── Data lines ──
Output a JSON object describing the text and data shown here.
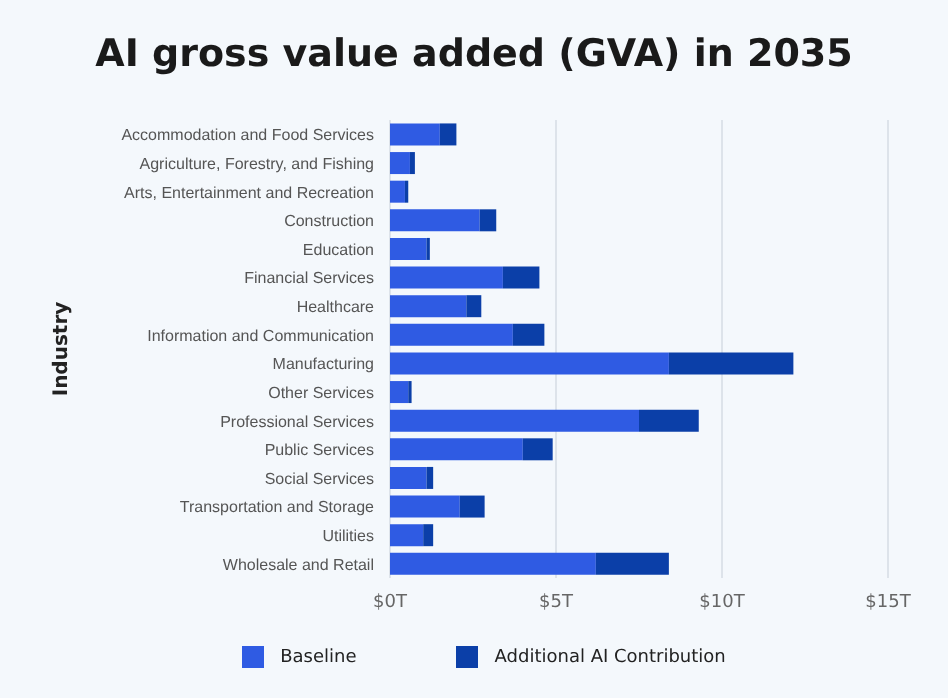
{
  "chart_data": {
    "type": "bar",
    "orientation": "horizontal",
    "stacked": true,
    "title": "AI gross value added (GVA) in 2035",
    "ylabel": "Industry",
    "categories": [
      "Accommodation and Food Services",
      "Agriculture, Forestry, and Fishing",
      "Arts, Entertainment and Recreation",
      "Construction",
      "Education",
      "Financial Services",
      "Healthcare",
      "Information and Communication",
      "Manufacturing",
      "Other Services",
      "Professional Services",
      "Public Services",
      "Social Services",
      "Transportation and Storage",
      "Utilities",
      "Wholesale and Retail"
    ],
    "series": [
      {
        "name": "Baseline",
        "color": "#2f5be3",
        "values": [
          1.5,
          0.6,
          0.45,
          2.7,
          1.1,
          3.4,
          2.3,
          3.7,
          8.4,
          0.55,
          7.5,
          4.0,
          1.1,
          2.1,
          1.0,
          6.2
        ]
      },
      {
        "name": "Additional AI Contribution",
        "color": "#0b3fa8",
        "values": [
          0.5,
          0.15,
          0.1,
          0.5,
          0.1,
          1.1,
          0.45,
          0.95,
          3.75,
          0.1,
          1.8,
          0.9,
          0.2,
          0.75,
          0.3,
          2.2
        ]
      }
    ],
    "xlim": [
      0,
      15
    ],
    "xticks": [
      {
        "value": 0,
        "label": "$0T"
      },
      {
        "value": 5,
        "label": "$5T"
      },
      {
        "value": 10,
        "label": "$10T"
      },
      {
        "value": 15,
        "label": "$15T"
      }
    ],
    "grid": "x",
    "legend": "bottom"
  }
}
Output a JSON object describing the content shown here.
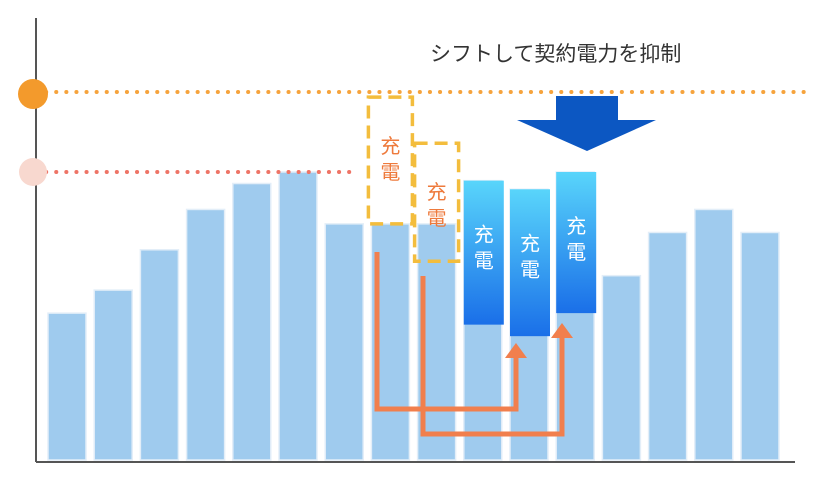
{
  "caption": "シフトして契約電力を抑制",
  "charge_label": "充電",
  "colors": {
    "bar": "#9fcbee",
    "bar_edge": "#e3eef8",
    "axis": "#555555",
    "contract_line": "#f6a33c",
    "reduced_line": "#ee7466",
    "contract_marker": "#f39a2c",
    "reduced_marker": "#f8d8cf",
    "dashed_box": "#f3bd3d",
    "dashed_text": "#ee7a3c",
    "battery_top": "#59d5fb",
    "battery_bottom": "#1a6fe8",
    "battery_text": "#ffffff",
    "shift_arrow": "#f17f4d",
    "down_arrow": "#0c57c2"
  },
  "icons": {
    "contract_marker": "orange-dot-marker",
    "reduced_marker": "light-dot-marker",
    "down_arrow": "down-arrow-icon"
  },
  "chart_data": {
    "type": "bar",
    "bar_levels": [
      0.51,
      0.59,
      0.73,
      0.87,
      0.96,
      1.0,
      0.82,
      0.82,
      0.82,
      0.97,
      0.94,
      1.0,
      0.64,
      0.79,
      0.87,
      0.79
    ],
    "peak_before_level": 1.26,
    "peak_after_level": 1.0,
    "removed_blocks": [
      {
        "bar": 7,
        "from_level": 0.82,
        "to_level": 1.26
      },
      {
        "bar": 8,
        "from_level": 0.69,
        "to_level": 1.1
      }
    ],
    "battery_blocks": [
      {
        "bar": 9,
        "from_level": 0.47,
        "to_level": 0.97
      },
      {
        "bar": 10,
        "from_level": 0.43,
        "to_level": 0.94
      },
      {
        "bar": 11,
        "from_level": 0.51,
        "to_level": 1.0
      }
    ]
  }
}
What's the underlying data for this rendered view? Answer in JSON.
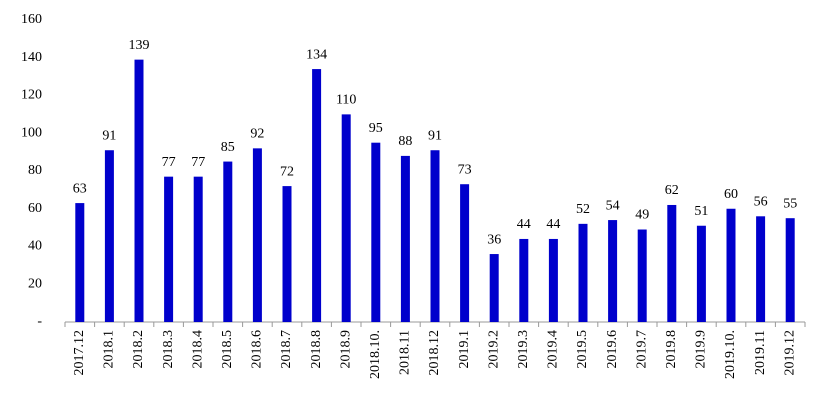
{
  "chart_data": {
    "type": "bar",
    "categories": [
      "2017.12",
      "2018.1",
      "2018.2",
      "2018.3",
      "2018.4",
      "2018.5",
      "2018.6",
      "2018.7",
      "2018.8",
      "2018.9",
      "2018.10.",
      "2018.11",
      "2018.12",
      "2019.1",
      "2019.2",
      "2019.3",
      "2019.4",
      "2019.5",
      "2019.6",
      "2019.7",
      "2019.8",
      "2019.9",
      "2019.10.",
      "2019.11",
      "2019.12"
    ],
    "values": [
      63,
      91,
      139,
      77,
      77,
      85,
      92,
      72,
      134,
      110,
      95,
      88,
      91,
      73,
      36,
      44,
      44,
      52,
      54,
      49,
      62,
      51,
      60,
      56,
      55
    ],
    "color": "#0000cc",
    "ylim": [
      0,
      160
    ],
    "yticks": [
      {
        "value": 0,
        "label": "-"
      },
      20,
      40,
      60,
      80,
      100,
      120,
      140,
      160
    ]
  }
}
───
** Work required **
Emit the lines from the line containing "What's the underlying" to the final line of the material, inclusive, exactly as written; pictures are excluded.

** Response to the task **
What's the underlying data for this rendered view? Answer in JSON.
{
  "chart_data": {
    "type": "bar",
    "categories": [
      "2017.12",
      "2018.1",
      "2018.2",
      "2018.3",
      "2018.4",
      "2018.5",
      "2018.6",
      "2018.7",
      "2018.8",
      "2018.9",
      "2018.10.",
      "2018.11",
      "2018.12",
      "2019.1",
      "2019.2",
      "2019.3",
      "2019.4",
      "2019.5",
      "2019.6",
      "2019.7",
      "2019.8",
      "2019.9",
      "2019.10.",
      "2019.11",
      "2019.12"
    ],
    "values": [
      63,
      91,
      139,
      77,
      77,
      85,
      92,
      72,
      134,
      110,
      95,
      88,
      91,
      73,
      36,
      44,
      44,
      52,
      54,
      49,
      62,
      51,
      60,
      56,
      55
    ],
    "color": "#0000cc",
    "ylim": [
      0,
      160
    ],
    "yticks": [
      {
        "value": 0,
        "label": "-"
      },
      20,
      40,
      60,
      80,
      100,
      120,
      140,
      160
    ]
  }
}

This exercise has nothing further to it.